▶ _RECORDS FOR PROCESSING_:
************

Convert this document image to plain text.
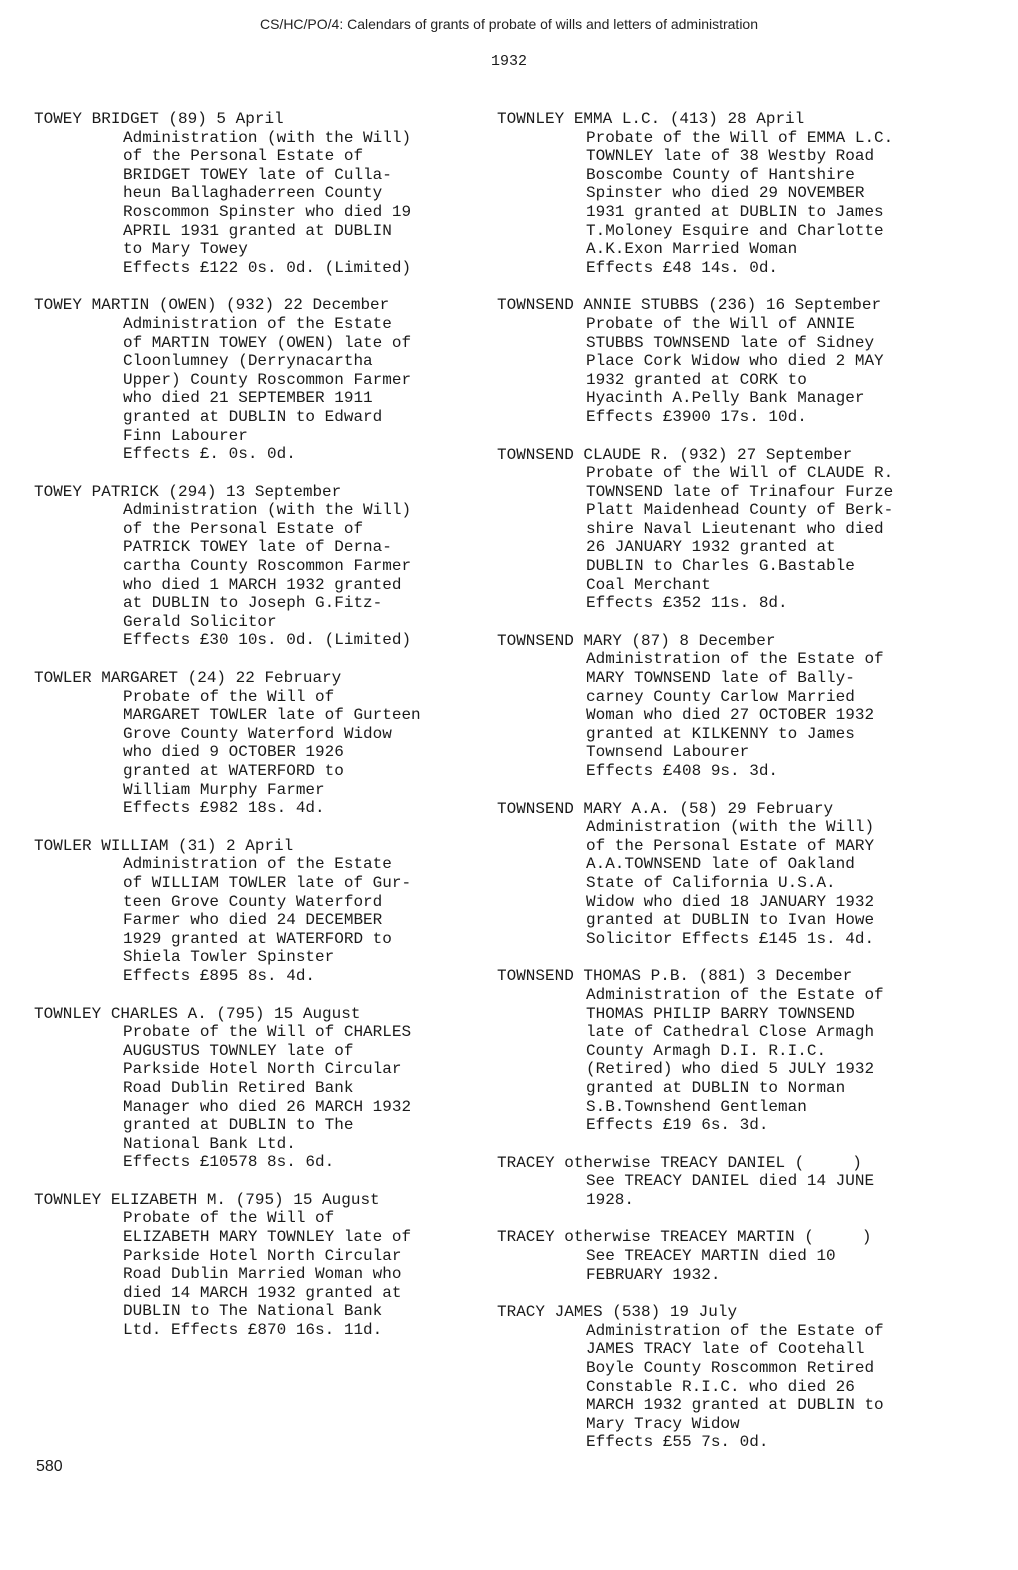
CS/HC/PO/4: Calendars of grants of probate of wills and letters of administration
1932
TOWEY BRIDGET (89) 5 April
Administration (with the Will)
of the Personal Estate of
BRIDGET TOWEY late of Culla-
heun Ballaghaderreen County
Roscommon Spinster who died 19
APRIL 1931 granted at DUBLIN
to Mary Towey
Effects £122 0s. 0d. (Limited)
TOWEY MARTIN (OWEN) (932) 22 December
Administration of the Estate
of MARTIN TOWEY (OWEN) late of
Cloonlumney (Derrynacartha
Upper) County Roscommon Farmer
who died 21 SEPTEMBER 1911
granted at DUBLIN to Edward
Finn Labourer
Effects £. 0s. 0d.
TOWEY PATRICK (294) 13 September
Administration (with the Will)
of the Personal Estate of
PATRICK TOWEY late of Derna-
cartha County Roscommon Farmer
who died 1 MARCH 1932 granted
at DUBLIN to Joseph G.Fitz-
Gerald Solicitor
Effects £30 10s. 0d. (Limited)
TOWLER MARGARET (24) 22 February
Probate of the Will of
MARGARET TOWLER late of Gurteen
Grove County Waterford Widow
who died 9 OCTOBER 1926
granted at WATERFORD to
William Murphy Farmer
Effects £982 18s. 4d.
TOWLER WILLIAM (31) 2 April
Administration of the Estate
of WILLIAM TOWLER late of Gur-
teen Grove County Waterford
Farmer who died 24 DECEMBER
1929 granted at WATERFORD to
Shiela Towler Spinster
Effects £895 8s. 4d.
TOWNLEY CHARLES A. (795) 15 August
Probate of the Will of CHARLES
AUGUSTUS TOWNLEY late of
Parkside Hotel North Circular
Road Dublin Retired Bank
Manager who died 26 MARCH 1932
granted at DUBLIN to The
National Bank Ltd.
Effects £10578 8s. 6d.
TOWNLEY ELIZABETH M. (795) 15 August
Probate of the Will of
ELIZABETH MARY TOWNLEY late of
Parkside Hotel North Circular
Road Dublin Married Woman who
died 14 MARCH 1932 granted at
DUBLIN to The National Bank
Ltd. Effects £870 16s. 11d.
TOWNLEY EMMA L.C. (413) 28 April
Probate of the Will of EMMA L.C.
TOWNLEY late of 38 Westby Road
Boscombe County of Hantshire
Spinster who died 29 NOVEMBER
1931 granted at DUBLIN to James
T.Moloney Esquire and Charlotte
A.K.Exon Married Woman
Effects £48 14s. 0d.
TOWNSEND ANNIE STUBBS (236) 16 September
Probate of the Will of ANNIE
STUBBS TOWNSEND late of Sidney
Place Cork Widow who died 2 MAY
1932 granted at CORK to
Hyacinth A.Pelly Bank Manager
Effects £3900 17s. 10d.
TOWNSEND CLAUDE R. (932) 27 September
Probate of the Will of CLAUDE R.
TOWNSEND late of Trinafour Furze
Platt Maidenhead County of Berk-
shire Naval Lieutenant who died
26 JANUARY 1932 granted at
DUBLIN to Charles G.Bastable
Coal Merchant
Effects £352 11s. 8d.
TOWNSEND MARY (87) 8 December
Administration of the Estate of
MARY TOWNSEND late of Bally-
carney County Carlow Married
Woman who died 27 OCTOBER 1932
granted at KILKENNY to James
Townsend Labourer
Effects £408 9s. 3d.
TOWNSEND MARY A.A. (58) 29 February
Administration (with the Will)
of the Personal Estate of MARY
A.A.TOWNSEND late of Oakland
State of California U.S.A.
Widow who died 18 JANUARY 1932
granted at DUBLIN to Ivan Howe
Solicitor Effects £145 1s. 4d.
TOWNSEND THOMAS P.B. (881) 3 December
Administration of the Estate of
THOMAS PHILIP BARRY TOWNSEND
late of Cathedral Close Armagh
County Armagh D.I. R.I.C.
(Retired) who died 5 JULY 1932
granted at DUBLIN to Norman
S.B.Townshend Gentleman
Effects £19 6s. 3d.
TRACEY otherwise TREACY DANIEL (     )
See TREACY DANIEL died 14 JUNE
1928.
TRACEY otherwise TREACEY MARTIN (     )
See TREACEY MARTIN died 10
FEBRUARY 1932.
TRACY JAMES (538) 19 July
Administration of the Estate of
JAMES TRACY late of Cootehall
Boyle County Roscommon Retired
Constable R.I.C. who died 26
MARCH 1932 granted at DUBLIN to
Mary Tracy Widow
Effects £55 7s. 0d.
580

************

▶ _EXERCISE INSTRUCTIONS_: Establish how many lines of the records contain the string "Bank" and state that number without elaboration.

▶ _FULL SOLUTION_: 4